_Exercise materials_
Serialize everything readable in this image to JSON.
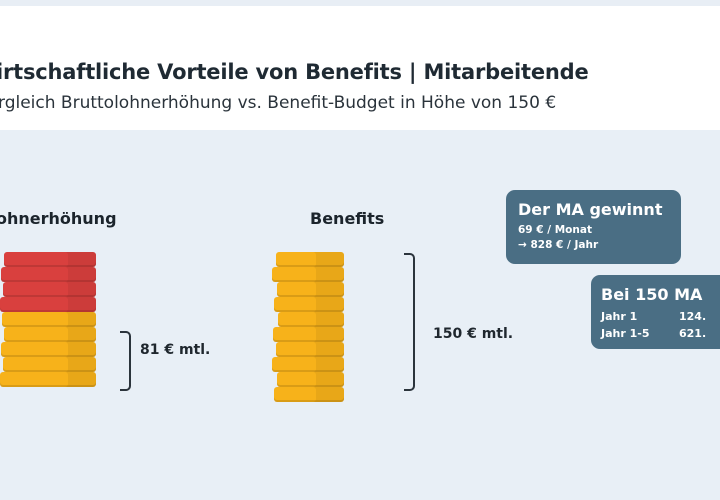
{
  "header": {
    "title": "irtschaftliche Vorteile von Benefits | Mitarbeitende",
    "subtitle": "rgleich Bruttolohnerhöhung vs. Benefit-Budget in Höhe von 150 €"
  },
  "left_column": {
    "label": "ohnerhöhung",
    "amount": "81 € mtl.",
    "stack": {
      "red_coins": 4,
      "yellow_coins": 5
    }
  },
  "right_column": {
    "label": "Benefits",
    "amount": "150 € mtl.",
    "stack": {
      "yellow_coins": 10
    }
  },
  "gain_card": {
    "title": "Der MA gewinnt",
    "line1": "69 € / Monat",
    "line2": "→ 828 € / Jahr"
  },
  "company_card": {
    "title": "Bei 150 MA",
    "rows": [
      {
        "label": "Jahr 1",
        "value": "124."
      },
      {
        "label": "Jahr 1-5",
        "value": "621."
      }
    ]
  },
  "colors": {
    "coin_red": "#d9403e",
    "coin_yellow": "#f7b21a",
    "panel_bg": "#e8eff6",
    "card_bg": "#4a6e84"
  }
}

_Task details_
Look for lines containing the string "Jahr" and copy them all.

_In response_
    "line2": "→ 828 € / Jahr"
        "label": "Jahr 1",
        "label": "Jahr 1-5",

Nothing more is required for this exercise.